[Start Supplied material]
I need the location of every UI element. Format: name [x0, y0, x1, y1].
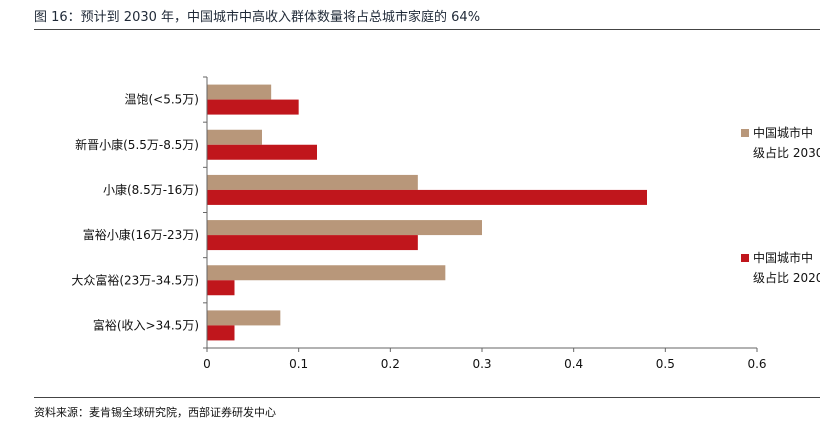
x-tick-label: 0.1 — [289, 357, 308, 371]
bars-group — [207, 84, 647, 341]
legend-swatch-2020 — [741, 254, 749, 262]
bar-2020-1 — [207, 144, 317, 160]
x-tick-label: 0.4 — [564, 357, 583, 371]
legend-swatch-2030 — [741, 129, 749, 137]
category-label: 富裕小康(16万-23万) — [83, 227, 199, 242]
x-tick-label: 0.2 — [381, 357, 400, 371]
x-tick-label: 0 — [203, 357, 211, 371]
bar-2030-1 — [207, 129, 262, 145]
legend-label-2020-line2: 级占比 2020 — [753, 271, 820, 285]
category-label: 大众富裕(23万-34.5万) — [71, 272, 199, 287]
x-tick-label: 0.3 — [472, 357, 491, 371]
bar-2030-0 — [207, 84, 272, 100]
bar-2030-4 — [207, 265, 446, 281]
axes-group — [203, 76, 758, 352]
legend-item-2020: 中国城市中 级占比 2020 — [741, 248, 820, 288]
source-divider — [34, 397, 820, 398]
bar-2020-0 — [207, 99, 299, 115]
legend-label-2020-line1: 中国城市中 — [753, 251, 814, 265]
legend-label-2030-line2: 级占比 2030 — [753, 146, 820, 160]
x-tick-label: 0.5 — [656, 357, 675, 371]
bar-2030-2 — [207, 174, 418, 190]
labels-group: 温饱(<5.5万) 新晋小康(5.5万-8.5万) 小康(8.5万-16万) 富裕小康… — [71, 92, 766, 371]
bar-2020-5 — [207, 325, 235, 341]
bar-2020-4 — [207, 280, 235, 296]
title-divider — [34, 29, 820, 30]
category-label: 小康(8.5万-16万) — [103, 182, 199, 197]
category-label: 富裕(收入>34.5万) — [93, 317, 199, 332]
x-tick-label: 0.6 — [747, 357, 766, 371]
legend-item-2030: 中国城市中 级占比 2030 — [741, 123, 820, 163]
bar-2020-3 — [207, 235, 418, 251]
category-label: 新晋小康(5.5万-8.5万) — [75, 137, 199, 152]
source-note: 资料来源：麦肯锡全球研究院，西部证券研发中心 — [34, 406, 276, 419]
bar-2020-2 — [207, 189, 647, 205]
figure-title: 图 16：预计到 2030 年，中国城市中高收入群体数量将占总城市家庭的 64% — [34, 10, 481, 25]
category-label: 温饱(<5.5万) — [124, 92, 199, 107]
bar-2030-5 — [207, 310, 281, 326]
bar-2030-3 — [207, 220, 482, 236]
legend-label-2030-line1: 中国城市中 — [753, 126, 814, 140]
[End Supplied material]
**Task directions**
Can you give every line of the items above as a JSON list of strings, one string per line, with blank lines skipped and the pictures left out?

**Problem solution**
[
  "I need the location of every UI element. Format: name [x0, y0, x1, y1].",
  "x-tick-label: 0.1 — [289, 357, 308, 371]",
  "bars-group — [207, 84, 647, 341]",
  "legend-swatch-2020 — [741, 254, 749, 262]",
  "bar-2020-1 — [207, 144, 317, 160]",
  "x-tick-label: 0.4 — [564, 357, 583, 371]",
  "legend-swatch-2030 — [741, 129, 749, 137]",
  "category-label: 富裕小康(16万-23万) — [83, 227, 199, 242]",
  "x-tick-label: 0.2 — [381, 357, 400, 371]",
  "x-tick-label: 0 — [203, 357, 211, 371]",
  "bar-2030-1 — [207, 129, 262, 145]",
  "legend-label-2020-line2: 级占比 2020 — [753, 271, 820, 285]",
  "category-label: 大众富裕(23万-34.5万) — [71, 272, 199, 287]",
  "x-tick-label: 0.3 — [472, 357, 491, 371]",
  "bar-2030-0 — [207, 84, 272, 100]",
  "bar-2030-4 — [207, 265, 446, 281]",
  "axes-group — [203, 76, 758, 352]",
  "legend-item-2020: 中国城市中 级占比 2020 — [741, 248, 820, 288]",
  "source-divider — [34, 397, 820, 398]",
  "bar-2020-0 — [207, 99, 299, 115]",
  "legend-label-2020-line1: 中国城市中 — [753, 251, 814, 265]",
  "legend-label-2030-line2: 级占比 2030 — [753, 146, 820, 160]",
  "x-tick-label: 0.5 — [656, 357, 675, 371]",
  "bar-2030-2 — [207, 174, 418, 190]",
  "labels-group: 温饱(<5.5万) 新晋小康(5.5万-8.5万) 小康(8.5万-16万) 富裕小康… — [71, 92, 766, 371]",
  "bar-2020-5 — [207, 325, 235, 341]",
  "bar-2020-4 — [207, 280, 235, 296]",
  "title-divider — [34, 29, 820, 30]",
  "category-label: 小康(8.5万-16万) — [103, 182, 199, 197]",
  "category-label: 富裕(收入>34.5万) — [93, 317, 199, 332]",
  "x-tick-label: 0.6 — [747, 357, 766, 371]",
  "legend-item-2030: 中国城市中 级占比 2030 — [741, 123, 820, 163]",
  "bar-2020-3 — [207, 235, 418, 251]",
  "category-label: 新晋小康(5.5万-8.5万) — [75, 137, 199, 152]",
  "source-note: 资料来源：麦肯锡全球研究院，西部证券研发中心 — [34, 406, 276, 419]",
  "bar-2020-2 — [207, 189, 647, 205]",
  "figure-title: 图 16：预计到 2030 年，中国城市中高收入群体数量将占总城市家庭的 64% — [34, 10, 481, 25]",
  "category-label: 温饱(<5.5万) — [124, 92, 199, 107]",
  "bar-2030-5 — [207, 310, 281, 326]",
  "bar-2030-3 — [207, 220, 482, 236]",
  "legend-label-2030-line1: 中国城市中 — [753, 126, 814, 140]"
]